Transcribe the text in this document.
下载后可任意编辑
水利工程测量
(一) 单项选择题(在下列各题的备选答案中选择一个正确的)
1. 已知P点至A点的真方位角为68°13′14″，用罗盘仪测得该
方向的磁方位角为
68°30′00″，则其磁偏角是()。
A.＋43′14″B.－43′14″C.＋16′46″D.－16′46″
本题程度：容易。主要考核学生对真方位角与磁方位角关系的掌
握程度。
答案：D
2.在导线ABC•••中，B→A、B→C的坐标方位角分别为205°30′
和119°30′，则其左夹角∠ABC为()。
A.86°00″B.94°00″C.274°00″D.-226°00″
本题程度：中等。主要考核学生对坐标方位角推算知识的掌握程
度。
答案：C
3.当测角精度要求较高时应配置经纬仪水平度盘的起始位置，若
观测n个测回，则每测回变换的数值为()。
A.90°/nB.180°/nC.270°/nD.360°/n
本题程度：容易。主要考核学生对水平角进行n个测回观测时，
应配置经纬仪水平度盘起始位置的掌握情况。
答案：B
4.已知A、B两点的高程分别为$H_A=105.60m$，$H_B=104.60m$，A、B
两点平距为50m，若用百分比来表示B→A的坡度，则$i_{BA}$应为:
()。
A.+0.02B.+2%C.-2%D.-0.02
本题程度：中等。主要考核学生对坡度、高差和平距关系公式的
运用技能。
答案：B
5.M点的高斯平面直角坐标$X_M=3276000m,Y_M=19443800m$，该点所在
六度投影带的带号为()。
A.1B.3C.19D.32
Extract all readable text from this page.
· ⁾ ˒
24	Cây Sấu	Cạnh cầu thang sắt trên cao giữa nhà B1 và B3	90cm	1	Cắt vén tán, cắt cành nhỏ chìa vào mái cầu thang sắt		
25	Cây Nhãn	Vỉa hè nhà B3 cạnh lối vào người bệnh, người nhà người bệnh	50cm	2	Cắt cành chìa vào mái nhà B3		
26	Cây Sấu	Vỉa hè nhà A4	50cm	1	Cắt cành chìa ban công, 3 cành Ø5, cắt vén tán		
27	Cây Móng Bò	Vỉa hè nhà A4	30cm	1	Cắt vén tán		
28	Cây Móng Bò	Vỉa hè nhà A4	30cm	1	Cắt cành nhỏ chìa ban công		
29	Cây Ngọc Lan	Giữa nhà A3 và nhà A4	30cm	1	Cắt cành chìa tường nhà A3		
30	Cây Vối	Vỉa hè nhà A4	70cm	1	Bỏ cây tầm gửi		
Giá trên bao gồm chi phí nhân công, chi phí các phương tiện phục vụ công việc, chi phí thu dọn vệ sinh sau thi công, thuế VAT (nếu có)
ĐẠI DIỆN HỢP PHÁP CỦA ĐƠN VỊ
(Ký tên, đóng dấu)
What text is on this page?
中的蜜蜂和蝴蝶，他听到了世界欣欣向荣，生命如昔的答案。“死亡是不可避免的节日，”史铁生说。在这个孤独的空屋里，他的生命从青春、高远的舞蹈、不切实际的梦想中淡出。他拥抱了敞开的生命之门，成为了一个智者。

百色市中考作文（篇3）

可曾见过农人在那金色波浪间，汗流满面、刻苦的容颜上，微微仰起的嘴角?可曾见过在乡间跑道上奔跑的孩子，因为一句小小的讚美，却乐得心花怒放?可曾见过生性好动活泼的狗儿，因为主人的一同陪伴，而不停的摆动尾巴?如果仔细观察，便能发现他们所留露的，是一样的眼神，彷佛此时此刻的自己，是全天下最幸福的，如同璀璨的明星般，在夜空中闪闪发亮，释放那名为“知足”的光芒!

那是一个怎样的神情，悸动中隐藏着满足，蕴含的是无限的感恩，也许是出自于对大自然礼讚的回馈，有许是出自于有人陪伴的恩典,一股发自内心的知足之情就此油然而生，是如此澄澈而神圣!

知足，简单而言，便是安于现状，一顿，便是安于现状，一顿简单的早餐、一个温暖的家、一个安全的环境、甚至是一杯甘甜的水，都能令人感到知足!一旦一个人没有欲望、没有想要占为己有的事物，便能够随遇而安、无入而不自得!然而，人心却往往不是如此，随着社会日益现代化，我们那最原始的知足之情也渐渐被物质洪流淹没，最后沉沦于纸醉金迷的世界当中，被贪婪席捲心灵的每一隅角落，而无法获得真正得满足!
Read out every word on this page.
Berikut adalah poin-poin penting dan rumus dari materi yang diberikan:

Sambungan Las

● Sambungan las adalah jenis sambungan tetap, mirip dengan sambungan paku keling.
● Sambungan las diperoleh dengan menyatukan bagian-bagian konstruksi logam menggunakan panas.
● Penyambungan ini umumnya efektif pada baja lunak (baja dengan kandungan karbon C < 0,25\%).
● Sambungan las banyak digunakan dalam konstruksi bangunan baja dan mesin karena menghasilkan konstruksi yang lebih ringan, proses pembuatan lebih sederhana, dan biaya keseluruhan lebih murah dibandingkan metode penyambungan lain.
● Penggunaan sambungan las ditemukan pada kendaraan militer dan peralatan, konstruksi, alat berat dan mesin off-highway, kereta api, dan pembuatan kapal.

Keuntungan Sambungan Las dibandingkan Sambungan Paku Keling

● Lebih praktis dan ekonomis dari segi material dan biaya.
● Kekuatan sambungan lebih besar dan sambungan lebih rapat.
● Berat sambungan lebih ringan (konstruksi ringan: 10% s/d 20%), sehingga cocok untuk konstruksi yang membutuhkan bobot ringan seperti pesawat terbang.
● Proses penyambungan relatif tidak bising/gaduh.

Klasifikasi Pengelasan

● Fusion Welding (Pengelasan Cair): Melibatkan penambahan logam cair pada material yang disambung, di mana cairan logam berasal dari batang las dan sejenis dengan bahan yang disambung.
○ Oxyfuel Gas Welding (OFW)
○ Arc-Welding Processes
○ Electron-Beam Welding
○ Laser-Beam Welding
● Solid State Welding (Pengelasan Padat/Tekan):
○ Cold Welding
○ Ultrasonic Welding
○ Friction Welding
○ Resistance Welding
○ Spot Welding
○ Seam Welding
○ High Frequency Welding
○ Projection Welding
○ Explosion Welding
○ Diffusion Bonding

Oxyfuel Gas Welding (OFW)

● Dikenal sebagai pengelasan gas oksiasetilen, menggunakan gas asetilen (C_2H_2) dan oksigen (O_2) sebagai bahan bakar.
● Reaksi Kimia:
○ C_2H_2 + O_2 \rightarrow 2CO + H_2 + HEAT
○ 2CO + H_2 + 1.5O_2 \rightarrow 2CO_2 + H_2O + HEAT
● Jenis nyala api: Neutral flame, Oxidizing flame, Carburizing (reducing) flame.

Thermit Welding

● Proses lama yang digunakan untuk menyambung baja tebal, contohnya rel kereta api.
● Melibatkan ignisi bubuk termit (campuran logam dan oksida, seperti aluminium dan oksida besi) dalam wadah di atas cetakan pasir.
━━━━━━
Task details: List each line of the entries that holds the string "bahan".

Response to the task:
● Fusion Welding (Pengelasan Cair): Melibatkan penambahan logam cair pada material yang disambung, di mana cairan logam berasal dari batang las dan sejenis dengan bahan yang disambung.
● Dikenal sebagai pengelasan gas oksiasetilen, menggunakan gas asetilen (C_2H_2) dan oksigen (O_2) sebagai bahan bakar.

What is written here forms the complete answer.